= Problem to solve =
Of the lines in the listing, how many include the string "report"? Write the number and nothing else.

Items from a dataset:
══════════════════════════════

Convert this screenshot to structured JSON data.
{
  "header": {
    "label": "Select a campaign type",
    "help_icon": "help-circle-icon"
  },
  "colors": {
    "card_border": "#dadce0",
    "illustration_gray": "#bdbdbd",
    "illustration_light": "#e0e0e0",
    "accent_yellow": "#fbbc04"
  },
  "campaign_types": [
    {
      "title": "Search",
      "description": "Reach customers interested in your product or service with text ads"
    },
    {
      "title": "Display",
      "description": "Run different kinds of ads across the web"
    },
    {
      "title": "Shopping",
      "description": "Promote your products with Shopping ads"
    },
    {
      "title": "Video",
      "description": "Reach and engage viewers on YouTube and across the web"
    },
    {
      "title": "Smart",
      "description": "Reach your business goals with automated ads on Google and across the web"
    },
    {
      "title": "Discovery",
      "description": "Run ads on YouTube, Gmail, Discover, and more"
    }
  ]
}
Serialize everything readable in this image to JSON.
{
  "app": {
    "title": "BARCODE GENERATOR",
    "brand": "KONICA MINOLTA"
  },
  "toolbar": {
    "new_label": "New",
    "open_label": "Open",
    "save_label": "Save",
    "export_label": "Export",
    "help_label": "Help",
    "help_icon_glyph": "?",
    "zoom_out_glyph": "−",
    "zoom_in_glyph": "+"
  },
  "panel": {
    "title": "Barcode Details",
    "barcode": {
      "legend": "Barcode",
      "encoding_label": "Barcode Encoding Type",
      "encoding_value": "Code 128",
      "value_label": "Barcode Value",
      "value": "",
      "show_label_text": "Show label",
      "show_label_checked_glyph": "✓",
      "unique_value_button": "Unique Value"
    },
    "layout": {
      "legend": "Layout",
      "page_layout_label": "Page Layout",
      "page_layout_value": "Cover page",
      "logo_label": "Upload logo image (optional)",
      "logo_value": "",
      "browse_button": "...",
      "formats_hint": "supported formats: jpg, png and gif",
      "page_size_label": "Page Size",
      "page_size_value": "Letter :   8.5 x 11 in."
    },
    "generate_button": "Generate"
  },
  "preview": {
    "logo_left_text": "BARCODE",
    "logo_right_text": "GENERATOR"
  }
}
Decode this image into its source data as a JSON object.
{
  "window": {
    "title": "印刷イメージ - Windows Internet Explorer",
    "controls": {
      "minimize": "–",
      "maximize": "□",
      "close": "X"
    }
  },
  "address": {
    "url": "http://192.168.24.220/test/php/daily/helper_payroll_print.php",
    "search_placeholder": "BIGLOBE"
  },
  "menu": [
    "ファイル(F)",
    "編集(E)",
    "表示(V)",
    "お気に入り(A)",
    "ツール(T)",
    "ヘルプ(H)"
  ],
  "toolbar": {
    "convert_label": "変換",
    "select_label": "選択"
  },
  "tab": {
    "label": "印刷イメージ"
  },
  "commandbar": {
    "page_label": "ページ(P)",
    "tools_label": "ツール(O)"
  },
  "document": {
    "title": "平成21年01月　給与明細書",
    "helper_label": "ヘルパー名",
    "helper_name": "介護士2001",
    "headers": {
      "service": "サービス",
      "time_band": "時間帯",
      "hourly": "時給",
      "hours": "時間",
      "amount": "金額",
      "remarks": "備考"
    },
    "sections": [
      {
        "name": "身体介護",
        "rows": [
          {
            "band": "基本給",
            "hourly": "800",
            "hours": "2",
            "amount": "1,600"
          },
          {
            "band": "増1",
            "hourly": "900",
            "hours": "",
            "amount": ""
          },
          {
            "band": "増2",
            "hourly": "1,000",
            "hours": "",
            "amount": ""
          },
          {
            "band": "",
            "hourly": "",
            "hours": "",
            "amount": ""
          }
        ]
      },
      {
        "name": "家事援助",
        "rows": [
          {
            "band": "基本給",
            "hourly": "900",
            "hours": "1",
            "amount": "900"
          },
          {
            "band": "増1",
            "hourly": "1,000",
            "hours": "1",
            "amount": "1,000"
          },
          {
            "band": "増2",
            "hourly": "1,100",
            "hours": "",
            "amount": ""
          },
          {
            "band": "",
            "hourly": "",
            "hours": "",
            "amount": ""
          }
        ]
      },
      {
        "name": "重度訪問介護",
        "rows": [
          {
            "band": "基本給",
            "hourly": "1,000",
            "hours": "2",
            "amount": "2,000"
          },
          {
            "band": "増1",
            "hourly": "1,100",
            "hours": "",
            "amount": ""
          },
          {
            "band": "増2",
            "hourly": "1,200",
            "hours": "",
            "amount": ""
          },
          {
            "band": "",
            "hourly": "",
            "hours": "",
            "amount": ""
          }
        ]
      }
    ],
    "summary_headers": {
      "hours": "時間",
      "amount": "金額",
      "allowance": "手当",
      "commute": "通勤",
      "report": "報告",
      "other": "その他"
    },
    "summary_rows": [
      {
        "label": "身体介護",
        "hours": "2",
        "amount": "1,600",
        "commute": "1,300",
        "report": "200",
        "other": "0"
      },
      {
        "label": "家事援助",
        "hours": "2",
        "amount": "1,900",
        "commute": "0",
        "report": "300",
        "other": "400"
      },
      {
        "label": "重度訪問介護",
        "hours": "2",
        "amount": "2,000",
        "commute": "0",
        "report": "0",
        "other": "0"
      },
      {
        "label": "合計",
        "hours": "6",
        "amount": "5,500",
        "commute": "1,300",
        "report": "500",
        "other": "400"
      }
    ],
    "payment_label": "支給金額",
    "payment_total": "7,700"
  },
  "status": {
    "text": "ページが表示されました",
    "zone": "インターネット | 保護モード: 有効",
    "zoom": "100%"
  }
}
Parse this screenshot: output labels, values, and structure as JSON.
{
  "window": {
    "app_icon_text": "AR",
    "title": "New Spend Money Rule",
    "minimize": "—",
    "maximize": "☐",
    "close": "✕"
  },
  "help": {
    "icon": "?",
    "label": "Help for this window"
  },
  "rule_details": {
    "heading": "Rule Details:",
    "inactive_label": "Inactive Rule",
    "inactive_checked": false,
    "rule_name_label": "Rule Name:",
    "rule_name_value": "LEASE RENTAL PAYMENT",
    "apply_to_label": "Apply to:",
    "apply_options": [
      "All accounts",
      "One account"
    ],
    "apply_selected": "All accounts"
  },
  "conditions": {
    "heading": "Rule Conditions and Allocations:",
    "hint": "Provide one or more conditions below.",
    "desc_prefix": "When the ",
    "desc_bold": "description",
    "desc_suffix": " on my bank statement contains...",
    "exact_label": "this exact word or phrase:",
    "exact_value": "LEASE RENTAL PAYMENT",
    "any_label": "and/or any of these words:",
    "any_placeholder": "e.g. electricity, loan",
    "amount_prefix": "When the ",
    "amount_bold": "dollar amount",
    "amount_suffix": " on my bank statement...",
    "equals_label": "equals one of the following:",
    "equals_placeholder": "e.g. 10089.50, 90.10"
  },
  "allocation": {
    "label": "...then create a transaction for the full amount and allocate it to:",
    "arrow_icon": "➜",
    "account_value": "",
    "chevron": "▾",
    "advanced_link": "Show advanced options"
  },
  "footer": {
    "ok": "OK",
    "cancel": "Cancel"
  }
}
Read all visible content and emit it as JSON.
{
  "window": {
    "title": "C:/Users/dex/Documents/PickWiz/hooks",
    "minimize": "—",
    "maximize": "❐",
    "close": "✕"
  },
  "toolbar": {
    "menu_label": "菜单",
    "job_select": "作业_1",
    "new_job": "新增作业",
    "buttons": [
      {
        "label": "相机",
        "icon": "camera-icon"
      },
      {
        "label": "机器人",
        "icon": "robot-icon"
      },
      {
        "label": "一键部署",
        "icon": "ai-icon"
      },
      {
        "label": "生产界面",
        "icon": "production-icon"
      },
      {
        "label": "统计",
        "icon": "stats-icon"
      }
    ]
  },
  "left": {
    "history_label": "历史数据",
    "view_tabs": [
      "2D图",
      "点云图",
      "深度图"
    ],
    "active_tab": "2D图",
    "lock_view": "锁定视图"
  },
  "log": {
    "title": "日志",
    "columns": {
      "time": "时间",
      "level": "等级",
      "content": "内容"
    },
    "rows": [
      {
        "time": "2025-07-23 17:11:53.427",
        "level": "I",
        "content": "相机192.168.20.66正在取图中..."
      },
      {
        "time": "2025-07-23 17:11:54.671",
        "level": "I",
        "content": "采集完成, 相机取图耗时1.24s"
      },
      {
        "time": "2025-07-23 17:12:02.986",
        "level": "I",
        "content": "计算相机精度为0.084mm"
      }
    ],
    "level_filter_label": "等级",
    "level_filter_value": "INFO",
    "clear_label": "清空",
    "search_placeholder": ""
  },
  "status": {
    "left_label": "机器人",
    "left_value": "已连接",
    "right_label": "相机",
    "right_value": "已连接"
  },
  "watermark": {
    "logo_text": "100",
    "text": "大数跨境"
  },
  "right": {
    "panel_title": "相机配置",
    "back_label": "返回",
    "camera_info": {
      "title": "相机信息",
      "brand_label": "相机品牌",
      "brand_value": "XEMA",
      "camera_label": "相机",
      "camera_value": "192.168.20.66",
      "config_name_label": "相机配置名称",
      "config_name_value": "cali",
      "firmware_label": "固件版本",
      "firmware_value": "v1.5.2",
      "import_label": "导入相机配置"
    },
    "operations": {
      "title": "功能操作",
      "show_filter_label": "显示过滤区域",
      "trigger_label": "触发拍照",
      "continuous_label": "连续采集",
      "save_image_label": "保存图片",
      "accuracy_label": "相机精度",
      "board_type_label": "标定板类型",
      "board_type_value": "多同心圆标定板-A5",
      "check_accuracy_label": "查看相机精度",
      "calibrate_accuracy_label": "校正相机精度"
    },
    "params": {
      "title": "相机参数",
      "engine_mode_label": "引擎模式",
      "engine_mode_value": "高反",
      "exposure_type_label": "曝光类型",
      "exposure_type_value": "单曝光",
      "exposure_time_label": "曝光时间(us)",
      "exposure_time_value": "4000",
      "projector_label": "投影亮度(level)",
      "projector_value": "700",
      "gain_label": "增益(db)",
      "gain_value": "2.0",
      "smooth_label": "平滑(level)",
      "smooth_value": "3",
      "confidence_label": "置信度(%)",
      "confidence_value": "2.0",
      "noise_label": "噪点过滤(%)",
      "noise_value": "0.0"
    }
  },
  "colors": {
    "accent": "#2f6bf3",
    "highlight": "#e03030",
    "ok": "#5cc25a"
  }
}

══════════════════════════════

= Task result =
5